Stored data
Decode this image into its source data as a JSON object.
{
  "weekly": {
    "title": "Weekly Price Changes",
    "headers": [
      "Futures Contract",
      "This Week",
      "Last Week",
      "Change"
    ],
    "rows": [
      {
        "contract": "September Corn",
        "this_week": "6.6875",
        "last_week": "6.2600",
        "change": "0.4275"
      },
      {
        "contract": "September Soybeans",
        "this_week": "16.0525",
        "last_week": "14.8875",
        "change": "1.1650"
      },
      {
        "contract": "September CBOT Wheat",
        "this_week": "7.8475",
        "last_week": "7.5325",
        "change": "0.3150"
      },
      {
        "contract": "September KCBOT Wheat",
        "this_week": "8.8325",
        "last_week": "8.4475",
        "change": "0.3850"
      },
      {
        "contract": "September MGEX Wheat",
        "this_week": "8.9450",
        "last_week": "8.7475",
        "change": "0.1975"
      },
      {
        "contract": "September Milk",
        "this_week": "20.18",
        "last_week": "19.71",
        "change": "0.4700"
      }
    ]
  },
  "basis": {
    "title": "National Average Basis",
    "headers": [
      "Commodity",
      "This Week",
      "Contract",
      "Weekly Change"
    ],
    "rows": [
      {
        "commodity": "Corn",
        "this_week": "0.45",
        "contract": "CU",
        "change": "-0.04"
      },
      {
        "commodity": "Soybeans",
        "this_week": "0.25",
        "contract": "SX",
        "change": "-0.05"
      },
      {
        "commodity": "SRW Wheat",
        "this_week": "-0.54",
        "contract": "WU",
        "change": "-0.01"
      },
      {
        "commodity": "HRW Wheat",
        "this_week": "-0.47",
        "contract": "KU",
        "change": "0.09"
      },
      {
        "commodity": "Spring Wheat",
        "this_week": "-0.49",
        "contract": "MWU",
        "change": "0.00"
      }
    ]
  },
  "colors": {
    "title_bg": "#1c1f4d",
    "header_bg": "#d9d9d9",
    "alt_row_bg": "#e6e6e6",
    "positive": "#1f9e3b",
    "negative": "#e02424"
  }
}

• _Set exercise_: Repeat the data precisely, reproducing every entry.

• _Problem solution_:
Decode this image into its source data as a JSON object.
{
  "weekly": {
    "title": "Weekly Price Changes",
    "headers": [
      "Futures Contract",
      "This Week",
      "Last Week",
      "Change"
    ],
    "rows": [
      {
        "contract": "September Corn",
        "this_week": "6.6875",
        "last_week": "6.2600",
        "change": "0.4275"
      },
      {
        "contract": "September Soybeans",
        "this_week": "16.0525",
        "last_week": "14.8875",
        "change": "1.1650"
      },
      {
        "contract": "September CBOT Wheat",
        "this_week": "7.8475",
        "last_week": "7.5325",
        "change": "0.3150"
      },
      {
        "contract": "September KCBOT Wheat",
        "this_week": "8.8325",
        "last_week": "8.4475",
        "change": "0.3850"
      },
      {
        "contract": "September MGEX Wheat",
        "this_week": "8.9450",
        "last_week": "8.7475",
        "change": "0.1975"
      },
      {
        "contract": "September Milk",
        "this_week": "20.18",
        "last_week": "19.71",
        "change": "0.4700"
      }
    ]
  },
  "basis": {
    "title": "National Average Basis",
    "headers": [
      "Commodity",
      "This Week",
      "Contract",
      "Weekly Change"
    ],
    "rows": [
      {
        "commodity": "Corn",
        "this_week": "0.45",
        "contract": "CU",
        "change": "-0.04"
      },
      {
        "commodity": "Soybeans",
        "this_week": "0.25",
        "contract": "SX",
        "change": "-0.05"
      },
      {
        "commodity": "SRW Wheat",
        "this_week": "-0.54",
        "contract": "WU",
        "change": "-0.01"
      },
      {
        "commodity": "HRW Wheat",
        "this_week": "-0.47",
        "contract": "KU",
        "change": "0.09"
      },
      {
        "commodity": "Spring Wheat",
        "this_week": "-0.49",
        "contract": "MWU",
        "change": "0.00"
      }
    ]
  },
  "colors": {
    "title_bg": "#1c1f4d",
    "header_bg": "#d9d9d9",
    "alt_row_bg": "#e6e6e6",
    "positive": "#1f9e3b",
    "negative": "#e02424"
  }
}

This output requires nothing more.